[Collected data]
-------

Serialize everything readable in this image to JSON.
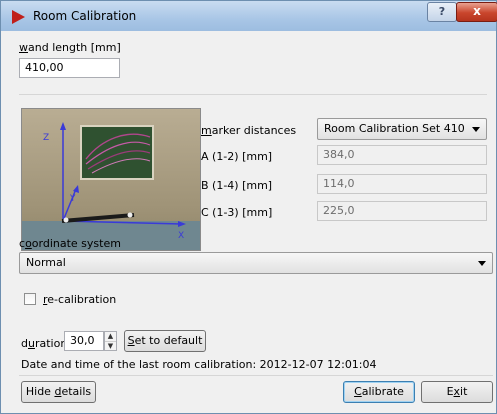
{
  "window": {
    "title": "Room Calibration",
    "help_label": "?",
    "close_label": "x"
  },
  "wand": {
    "label_pre": "",
    "label_accel": "w",
    "label_post": "and length [mm]",
    "value": "410,00"
  },
  "marker": {
    "label_pre": "",
    "label_accel": "m",
    "label_post": "arker distances",
    "selected": "Room Calibration Set 410",
    "rows": [
      {
        "label": "A (1-2) [mm]",
        "value": "384,0"
      },
      {
        "label": "B (1-4) [mm]",
        "value": "114,0"
      },
      {
        "label": "C (1-3) [mm]",
        "value": "225,0"
      }
    ]
  },
  "photo": {
    "axis_z": "Z",
    "axis_y": "Y",
    "axis_x": "X"
  },
  "coordinate": {
    "label_pre": "c",
    "label_accel": "o",
    "label_post": "ordinate system",
    "selected": "Normal"
  },
  "recalibration": {
    "label_pre": "",
    "label_accel": "r",
    "label_post": "e-calibration",
    "checked": false
  },
  "duration": {
    "label_pre": "d",
    "label_accel": "u",
    "label_post": "ration",
    "value": "30,0",
    "set_default_pre": "",
    "set_default_accel": "S",
    "set_default_post": "et to default"
  },
  "last_calibration": "Date and time of the last room calibration: 2012-12-07 12:01:04",
  "buttons": {
    "hide_pre": "Hide ",
    "hide_accel": "d",
    "hide_post": "etails",
    "calibrate_pre": "",
    "calibrate_accel": "C",
    "calibrate_post": "alibrate",
    "exit_pre": "E",
    "exit_accel": "x",
    "exit_post": "it"
  },
  "colors": {
    "titlebar": "#a9c6e6",
    "close": "#c9452c",
    "accent_red": "#c0201b",
    "axis_blue": "#3a3ad8"
  }
}
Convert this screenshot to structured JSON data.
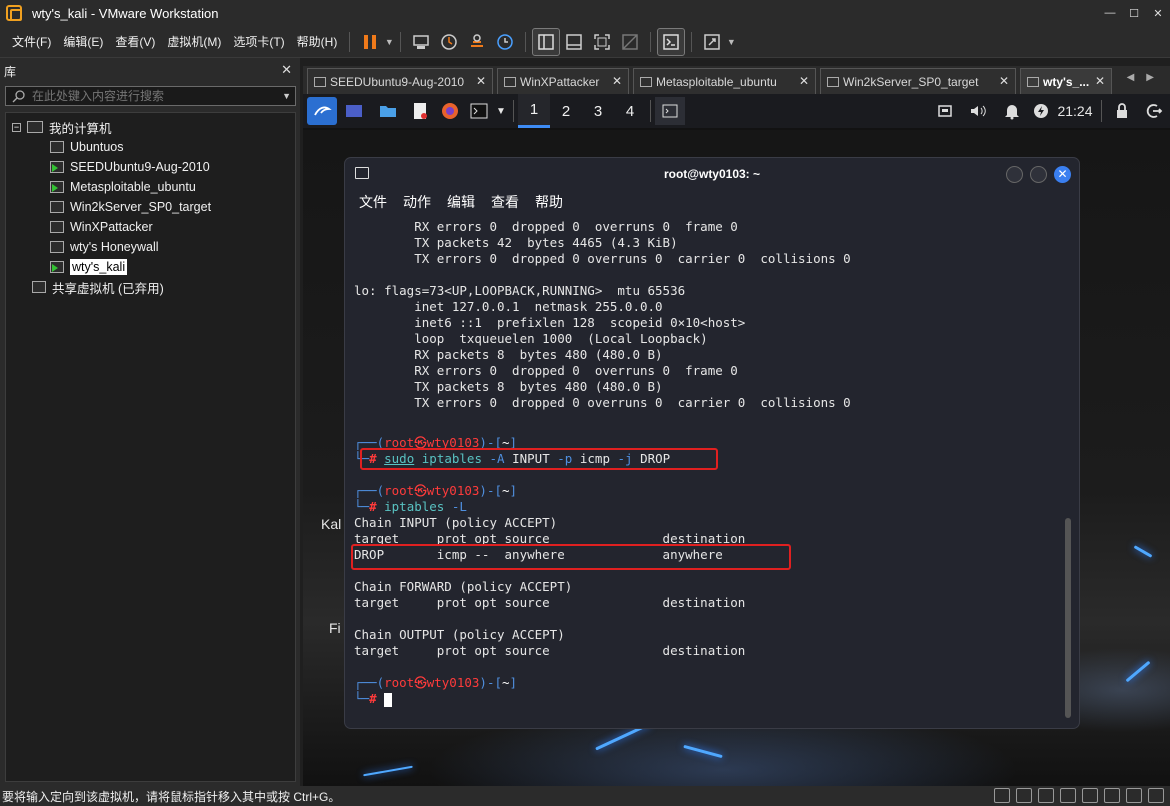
{
  "window": {
    "title": "wty's_kali - VMware Workstation"
  },
  "menu": [
    "文件(F)",
    "编辑(E)",
    "查看(V)",
    "虚拟机(M)",
    "选项卡(T)",
    "帮助(H)"
  ],
  "library": {
    "title": "库",
    "search_placeholder": "在此处键入内容进行搜索",
    "root": "我的计算机",
    "vms": [
      "Ubuntuos",
      "SEEDUbuntu9-Aug-2010",
      "Metasploitable_ubuntu",
      "Win2kServer_SP0_target",
      "WinXPattacker",
      "wty's Honeywall",
      "wty's_kali"
    ],
    "shared": "共享虚拟机 (已弃用)"
  },
  "tabs": [
    "SEEDUbuntu9-Aug-2010",
    "WinXPattacker",
    "Metasploitable_ubuntu",
    "Win2kServer_SP0_target",
    "wty's_..."
  ],
  "kali_panel": {
    "workspaces": [
      "1",
      "2",
      "3",
      "4"
    ],
    "clock": "21:24"
  },
  "desktop": {
    "label_kali": "Kal",
    "label_fi": "Fi"
  },
  "terminal": {
    "title": "root@wty0103: ~",
    "menu": [
      "文件",
      "动作",
      "编辑",
      "查看",
      "帮助"
    ],
    "lines_top": [
      "        RX errors 0  dropped 0  overruns 0  frame 0",
      "        TX packets 42  bytes 4465 (4.3 KiB)",
      "        TX errors 0  dropped 0 overruns 0  carrier 0  collisions 0",
      "",
      "lo: flags=73<UP,LOOPBACK,RUNNING>  mtu 65536",
      "        inet 127.0.0.1  netmask 255.0.0.0",
      "        inet6 ::1  prefixlen 128  scopeid 0×10<host>",
      "        loop  txqueuelen 1000  (Local Loopback)",
      "        RX packets 8  bytes 480 (480.0 B)",
      "        RX errors 0  dropped 0  overruns 0  frame 0",
      "        TX packets 8  bytes 480 (480.0 B)",
      "        TX errors 0  dropped 0 overruns 0  carrier 0  collisions 0"
    ],
    "prompt_user": "root",
    "prompt_sym": "㉿",
    "prompt_host": "wty0103",
    "prompt_dir": "~",
    "cmd1": {
      "sudo": "sudo",
      "bin": "iptables",
      "opt1": "-A",
      "arg1": "INPUT",
      "opt2": "-p",
      "arg2": "icmp",
      "opt3": "-j",
      "arg3": "DROP"
    },
    "cmd2": {
      "bin": "iptables",
      "opt": "-L"
    },
    "output": [
      "Chain INPUT (policy ACCEPT)",
      "target     prot opt source               destination",
      "DROP       icmp --  anywhere             anywhere",
      "",
      "Chain FORWARD (policy ACCEPT)",
      "target     prot opt source               destination",
      "",
      "Chain OUTPUT (policy ACCEPT)",
      "target     prot opt source               destination"
    ]
  },
  "status": {
    "hint": "要将输入定向到该虚拟机，请将鼠标指针移入其中或按 Ctrl+G。"
  },
  "colors": {
    "prompt_red": "#ff3b3b",
    "prompt_blue": "#4f8fdf",
    "highlight_box": "#e02020",
    "workspace_active": "#3e8cf5"
  }
}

-------

* AIM OF THE TASK *
Look through the entries above. Extract each line with the word "root".

* SOLUTION *
    "root": "我的计算机",
    "title": "root@wty0103: ~",
    "prompt_user": "root",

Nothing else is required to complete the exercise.